## Your objective:
Extract from the listing each line in which the word "alpha" appears.

----

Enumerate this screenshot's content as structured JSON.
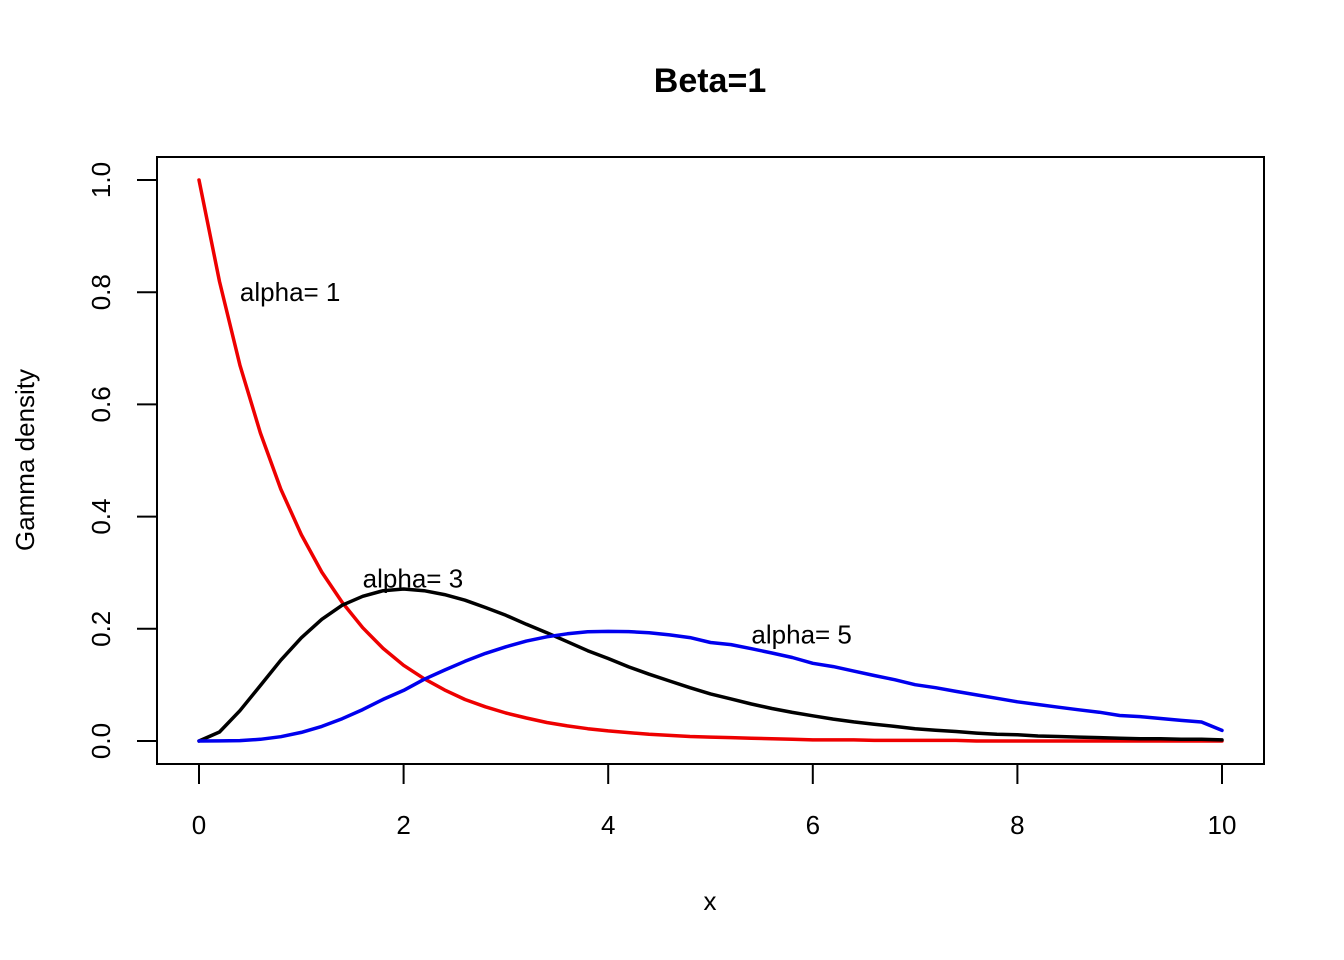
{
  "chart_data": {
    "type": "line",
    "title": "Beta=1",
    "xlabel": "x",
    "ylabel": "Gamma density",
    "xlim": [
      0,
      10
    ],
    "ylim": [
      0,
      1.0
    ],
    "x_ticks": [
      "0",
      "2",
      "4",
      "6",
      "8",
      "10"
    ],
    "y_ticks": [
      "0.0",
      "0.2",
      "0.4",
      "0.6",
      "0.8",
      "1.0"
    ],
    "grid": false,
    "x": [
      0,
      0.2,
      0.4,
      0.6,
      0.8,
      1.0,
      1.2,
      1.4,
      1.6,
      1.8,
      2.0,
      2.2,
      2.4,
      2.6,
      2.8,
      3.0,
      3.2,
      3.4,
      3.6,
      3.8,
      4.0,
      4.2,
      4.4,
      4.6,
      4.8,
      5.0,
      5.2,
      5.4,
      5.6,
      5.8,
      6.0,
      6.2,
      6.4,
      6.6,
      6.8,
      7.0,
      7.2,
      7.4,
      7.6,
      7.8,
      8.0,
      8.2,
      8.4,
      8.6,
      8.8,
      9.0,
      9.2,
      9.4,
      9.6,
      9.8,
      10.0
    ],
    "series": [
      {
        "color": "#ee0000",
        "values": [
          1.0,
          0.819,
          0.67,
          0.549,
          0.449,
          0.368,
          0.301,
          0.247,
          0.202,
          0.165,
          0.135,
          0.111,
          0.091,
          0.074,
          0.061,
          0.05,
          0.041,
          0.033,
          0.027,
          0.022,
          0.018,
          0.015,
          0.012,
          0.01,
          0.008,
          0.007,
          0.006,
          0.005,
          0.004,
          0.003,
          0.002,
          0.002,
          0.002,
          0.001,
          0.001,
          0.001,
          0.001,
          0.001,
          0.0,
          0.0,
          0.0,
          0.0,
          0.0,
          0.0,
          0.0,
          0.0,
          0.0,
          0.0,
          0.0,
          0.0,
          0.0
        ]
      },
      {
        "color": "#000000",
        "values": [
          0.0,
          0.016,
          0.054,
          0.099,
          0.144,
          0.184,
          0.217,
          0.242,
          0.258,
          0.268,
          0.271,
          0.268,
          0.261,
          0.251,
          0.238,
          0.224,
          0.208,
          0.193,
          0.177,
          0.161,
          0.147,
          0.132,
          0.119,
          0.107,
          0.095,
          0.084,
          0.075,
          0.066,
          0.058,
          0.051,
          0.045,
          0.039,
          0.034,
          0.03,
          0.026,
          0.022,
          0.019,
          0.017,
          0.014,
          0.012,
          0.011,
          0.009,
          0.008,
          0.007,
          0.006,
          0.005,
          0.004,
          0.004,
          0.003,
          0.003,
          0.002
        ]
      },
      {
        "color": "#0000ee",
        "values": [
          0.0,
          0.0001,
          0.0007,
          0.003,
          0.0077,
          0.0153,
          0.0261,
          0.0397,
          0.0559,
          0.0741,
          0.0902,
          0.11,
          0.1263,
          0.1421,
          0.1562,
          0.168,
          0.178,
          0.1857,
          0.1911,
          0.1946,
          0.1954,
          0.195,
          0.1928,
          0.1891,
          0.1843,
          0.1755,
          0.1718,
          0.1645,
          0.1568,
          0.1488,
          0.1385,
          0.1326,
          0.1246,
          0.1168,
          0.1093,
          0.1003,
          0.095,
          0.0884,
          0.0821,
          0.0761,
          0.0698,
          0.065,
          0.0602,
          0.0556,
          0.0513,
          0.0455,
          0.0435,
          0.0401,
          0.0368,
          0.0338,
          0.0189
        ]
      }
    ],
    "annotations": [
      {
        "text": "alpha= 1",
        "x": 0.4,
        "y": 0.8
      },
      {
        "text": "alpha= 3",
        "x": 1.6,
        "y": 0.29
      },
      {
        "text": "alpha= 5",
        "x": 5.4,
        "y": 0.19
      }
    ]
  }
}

----

## Right answer:
        "text": "alpha= 1",
        "text": "alpha= 3",
        "text": "alpha= 5",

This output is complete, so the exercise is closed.